## [Given instruction]
Copy each line containing the word "heading" from the records that follow, please.

Figure dataset records
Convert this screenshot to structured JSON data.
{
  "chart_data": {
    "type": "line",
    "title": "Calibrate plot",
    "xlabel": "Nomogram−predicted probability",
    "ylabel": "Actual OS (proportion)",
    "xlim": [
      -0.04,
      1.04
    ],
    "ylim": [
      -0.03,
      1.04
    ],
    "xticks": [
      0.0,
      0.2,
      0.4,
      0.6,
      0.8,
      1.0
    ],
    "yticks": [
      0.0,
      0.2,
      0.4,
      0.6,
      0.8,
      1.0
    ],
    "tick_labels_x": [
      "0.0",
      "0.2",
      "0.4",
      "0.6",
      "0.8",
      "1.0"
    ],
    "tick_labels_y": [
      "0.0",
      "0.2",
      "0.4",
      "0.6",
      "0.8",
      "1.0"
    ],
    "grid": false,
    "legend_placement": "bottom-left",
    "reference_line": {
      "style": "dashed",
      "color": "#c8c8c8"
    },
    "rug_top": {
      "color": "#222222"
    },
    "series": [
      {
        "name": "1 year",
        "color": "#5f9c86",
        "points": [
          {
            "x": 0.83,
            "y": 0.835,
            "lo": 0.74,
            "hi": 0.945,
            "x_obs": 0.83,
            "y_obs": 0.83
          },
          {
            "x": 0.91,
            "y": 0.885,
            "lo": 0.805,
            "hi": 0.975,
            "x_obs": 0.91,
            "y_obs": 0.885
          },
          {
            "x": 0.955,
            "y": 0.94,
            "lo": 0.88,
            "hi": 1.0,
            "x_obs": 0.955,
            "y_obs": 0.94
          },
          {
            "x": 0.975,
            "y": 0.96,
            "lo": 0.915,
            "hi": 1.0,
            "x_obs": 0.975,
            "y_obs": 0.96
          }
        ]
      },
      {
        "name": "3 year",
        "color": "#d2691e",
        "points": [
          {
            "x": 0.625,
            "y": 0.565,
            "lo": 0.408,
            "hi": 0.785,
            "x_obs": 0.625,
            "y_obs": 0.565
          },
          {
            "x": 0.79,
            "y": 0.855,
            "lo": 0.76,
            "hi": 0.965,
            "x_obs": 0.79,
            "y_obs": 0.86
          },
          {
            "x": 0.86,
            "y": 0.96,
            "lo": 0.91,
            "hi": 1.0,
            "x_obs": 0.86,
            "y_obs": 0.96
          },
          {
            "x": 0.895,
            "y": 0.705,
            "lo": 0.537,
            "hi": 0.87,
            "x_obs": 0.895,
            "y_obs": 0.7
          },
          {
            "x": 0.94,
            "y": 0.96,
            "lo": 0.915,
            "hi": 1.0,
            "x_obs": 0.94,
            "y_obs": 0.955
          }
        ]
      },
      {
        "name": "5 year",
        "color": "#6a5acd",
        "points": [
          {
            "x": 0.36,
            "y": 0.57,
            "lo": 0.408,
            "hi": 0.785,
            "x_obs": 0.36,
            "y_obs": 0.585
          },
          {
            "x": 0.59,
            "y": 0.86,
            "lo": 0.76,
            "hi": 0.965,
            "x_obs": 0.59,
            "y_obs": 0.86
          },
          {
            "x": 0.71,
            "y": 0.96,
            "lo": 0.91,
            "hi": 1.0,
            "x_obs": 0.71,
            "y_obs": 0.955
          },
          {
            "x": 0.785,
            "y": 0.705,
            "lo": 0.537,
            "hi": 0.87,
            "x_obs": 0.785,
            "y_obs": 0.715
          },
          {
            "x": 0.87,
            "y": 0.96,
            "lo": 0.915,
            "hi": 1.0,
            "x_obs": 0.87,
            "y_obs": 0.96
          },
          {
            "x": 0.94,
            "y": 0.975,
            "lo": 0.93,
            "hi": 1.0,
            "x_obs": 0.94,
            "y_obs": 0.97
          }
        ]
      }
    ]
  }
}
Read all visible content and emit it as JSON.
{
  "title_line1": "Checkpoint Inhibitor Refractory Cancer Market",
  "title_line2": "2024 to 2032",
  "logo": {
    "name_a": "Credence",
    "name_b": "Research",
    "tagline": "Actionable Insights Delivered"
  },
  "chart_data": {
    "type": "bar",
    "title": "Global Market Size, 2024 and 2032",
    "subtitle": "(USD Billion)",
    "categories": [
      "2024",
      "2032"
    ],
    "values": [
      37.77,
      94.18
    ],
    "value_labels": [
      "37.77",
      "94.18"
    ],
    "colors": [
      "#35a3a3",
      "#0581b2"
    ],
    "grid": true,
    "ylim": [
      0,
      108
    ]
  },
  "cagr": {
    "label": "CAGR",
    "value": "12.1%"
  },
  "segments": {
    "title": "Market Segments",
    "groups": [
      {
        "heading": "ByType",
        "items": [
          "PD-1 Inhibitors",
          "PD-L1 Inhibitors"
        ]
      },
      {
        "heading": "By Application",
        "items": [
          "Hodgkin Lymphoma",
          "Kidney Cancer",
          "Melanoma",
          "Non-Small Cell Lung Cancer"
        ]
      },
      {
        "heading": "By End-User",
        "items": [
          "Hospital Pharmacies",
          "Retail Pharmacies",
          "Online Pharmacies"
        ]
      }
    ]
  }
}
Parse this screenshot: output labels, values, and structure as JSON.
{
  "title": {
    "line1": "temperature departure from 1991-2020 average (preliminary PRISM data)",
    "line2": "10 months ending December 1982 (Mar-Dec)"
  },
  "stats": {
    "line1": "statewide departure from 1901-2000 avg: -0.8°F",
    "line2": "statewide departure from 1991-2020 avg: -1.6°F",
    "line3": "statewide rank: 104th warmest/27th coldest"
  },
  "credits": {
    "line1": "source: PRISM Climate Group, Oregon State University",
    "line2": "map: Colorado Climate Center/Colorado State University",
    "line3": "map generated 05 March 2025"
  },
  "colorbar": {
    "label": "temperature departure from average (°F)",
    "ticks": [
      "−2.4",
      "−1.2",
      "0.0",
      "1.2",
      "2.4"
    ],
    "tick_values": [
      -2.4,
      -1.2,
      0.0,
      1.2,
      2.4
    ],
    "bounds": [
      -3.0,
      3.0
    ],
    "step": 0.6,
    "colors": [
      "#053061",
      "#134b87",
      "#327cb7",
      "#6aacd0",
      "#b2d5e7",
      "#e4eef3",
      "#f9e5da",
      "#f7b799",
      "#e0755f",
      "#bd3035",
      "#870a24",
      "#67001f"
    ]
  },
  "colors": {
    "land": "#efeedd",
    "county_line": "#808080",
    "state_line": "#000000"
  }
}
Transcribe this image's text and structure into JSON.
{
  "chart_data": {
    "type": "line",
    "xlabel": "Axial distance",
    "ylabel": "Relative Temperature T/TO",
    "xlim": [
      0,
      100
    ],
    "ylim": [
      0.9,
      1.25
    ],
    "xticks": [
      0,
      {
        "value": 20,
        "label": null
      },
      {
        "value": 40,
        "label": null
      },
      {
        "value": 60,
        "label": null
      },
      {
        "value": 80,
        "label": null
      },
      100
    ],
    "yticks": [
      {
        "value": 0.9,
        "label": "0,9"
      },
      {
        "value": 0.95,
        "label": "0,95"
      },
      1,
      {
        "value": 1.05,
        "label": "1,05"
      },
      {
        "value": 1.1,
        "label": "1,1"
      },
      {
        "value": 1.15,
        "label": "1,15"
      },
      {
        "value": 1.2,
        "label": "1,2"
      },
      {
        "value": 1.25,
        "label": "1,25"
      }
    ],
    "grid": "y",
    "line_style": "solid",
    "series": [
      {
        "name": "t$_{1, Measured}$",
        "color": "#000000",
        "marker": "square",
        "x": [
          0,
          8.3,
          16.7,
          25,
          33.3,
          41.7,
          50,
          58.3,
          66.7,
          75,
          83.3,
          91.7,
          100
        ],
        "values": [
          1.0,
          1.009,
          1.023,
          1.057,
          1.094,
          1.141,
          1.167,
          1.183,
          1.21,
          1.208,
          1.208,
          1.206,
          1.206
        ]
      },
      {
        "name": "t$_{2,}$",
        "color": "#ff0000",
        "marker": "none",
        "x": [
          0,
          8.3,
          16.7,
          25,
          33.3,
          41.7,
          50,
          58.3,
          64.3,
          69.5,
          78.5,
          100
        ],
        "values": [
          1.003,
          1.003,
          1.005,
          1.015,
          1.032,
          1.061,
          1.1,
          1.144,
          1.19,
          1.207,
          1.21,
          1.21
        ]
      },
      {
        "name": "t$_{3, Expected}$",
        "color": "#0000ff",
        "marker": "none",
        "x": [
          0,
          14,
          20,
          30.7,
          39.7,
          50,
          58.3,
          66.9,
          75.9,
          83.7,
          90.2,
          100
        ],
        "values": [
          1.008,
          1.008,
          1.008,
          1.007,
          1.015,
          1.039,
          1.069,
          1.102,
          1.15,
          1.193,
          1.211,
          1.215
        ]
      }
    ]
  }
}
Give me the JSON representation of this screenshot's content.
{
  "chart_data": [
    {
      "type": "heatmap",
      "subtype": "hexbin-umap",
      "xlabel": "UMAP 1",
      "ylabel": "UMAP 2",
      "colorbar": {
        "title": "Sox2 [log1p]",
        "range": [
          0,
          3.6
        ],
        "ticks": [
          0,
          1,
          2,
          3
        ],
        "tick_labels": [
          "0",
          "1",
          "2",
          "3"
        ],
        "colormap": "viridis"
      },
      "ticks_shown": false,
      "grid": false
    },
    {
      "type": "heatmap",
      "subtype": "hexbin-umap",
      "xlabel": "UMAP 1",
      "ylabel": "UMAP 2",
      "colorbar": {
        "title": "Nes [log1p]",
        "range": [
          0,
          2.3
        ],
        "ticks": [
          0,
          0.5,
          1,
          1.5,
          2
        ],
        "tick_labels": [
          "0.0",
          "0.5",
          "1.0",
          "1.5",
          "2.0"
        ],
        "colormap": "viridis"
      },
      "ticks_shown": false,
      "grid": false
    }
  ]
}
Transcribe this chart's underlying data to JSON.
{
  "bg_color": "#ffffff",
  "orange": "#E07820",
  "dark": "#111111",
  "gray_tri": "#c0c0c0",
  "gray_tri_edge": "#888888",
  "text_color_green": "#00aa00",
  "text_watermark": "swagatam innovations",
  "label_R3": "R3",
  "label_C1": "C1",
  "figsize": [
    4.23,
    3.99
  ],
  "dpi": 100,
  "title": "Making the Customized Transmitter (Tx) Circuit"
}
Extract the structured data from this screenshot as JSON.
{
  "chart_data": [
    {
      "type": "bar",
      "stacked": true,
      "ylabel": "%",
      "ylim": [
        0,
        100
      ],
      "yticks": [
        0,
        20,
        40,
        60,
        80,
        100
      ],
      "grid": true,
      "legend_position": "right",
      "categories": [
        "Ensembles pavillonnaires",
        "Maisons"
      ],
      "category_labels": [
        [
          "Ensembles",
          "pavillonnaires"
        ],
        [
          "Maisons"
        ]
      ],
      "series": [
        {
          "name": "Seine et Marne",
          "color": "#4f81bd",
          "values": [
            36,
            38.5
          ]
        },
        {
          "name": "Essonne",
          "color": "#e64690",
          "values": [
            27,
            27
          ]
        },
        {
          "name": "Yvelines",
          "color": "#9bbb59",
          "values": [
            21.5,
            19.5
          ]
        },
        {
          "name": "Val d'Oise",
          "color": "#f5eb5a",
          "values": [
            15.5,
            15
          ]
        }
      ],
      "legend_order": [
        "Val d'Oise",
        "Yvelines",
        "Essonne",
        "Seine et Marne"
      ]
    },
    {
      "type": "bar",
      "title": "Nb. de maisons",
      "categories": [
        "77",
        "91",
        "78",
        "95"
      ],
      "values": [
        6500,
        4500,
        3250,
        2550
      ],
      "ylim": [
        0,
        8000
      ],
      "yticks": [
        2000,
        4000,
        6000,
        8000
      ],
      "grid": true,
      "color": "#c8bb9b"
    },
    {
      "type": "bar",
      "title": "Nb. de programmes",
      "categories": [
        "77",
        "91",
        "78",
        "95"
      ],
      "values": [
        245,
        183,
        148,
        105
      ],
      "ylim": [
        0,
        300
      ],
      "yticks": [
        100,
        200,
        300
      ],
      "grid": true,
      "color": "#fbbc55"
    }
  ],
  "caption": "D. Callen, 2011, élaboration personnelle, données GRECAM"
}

## [Written response]
        "heading": "ByType",
        "heading": "By Application",
        "heading": "By End-User",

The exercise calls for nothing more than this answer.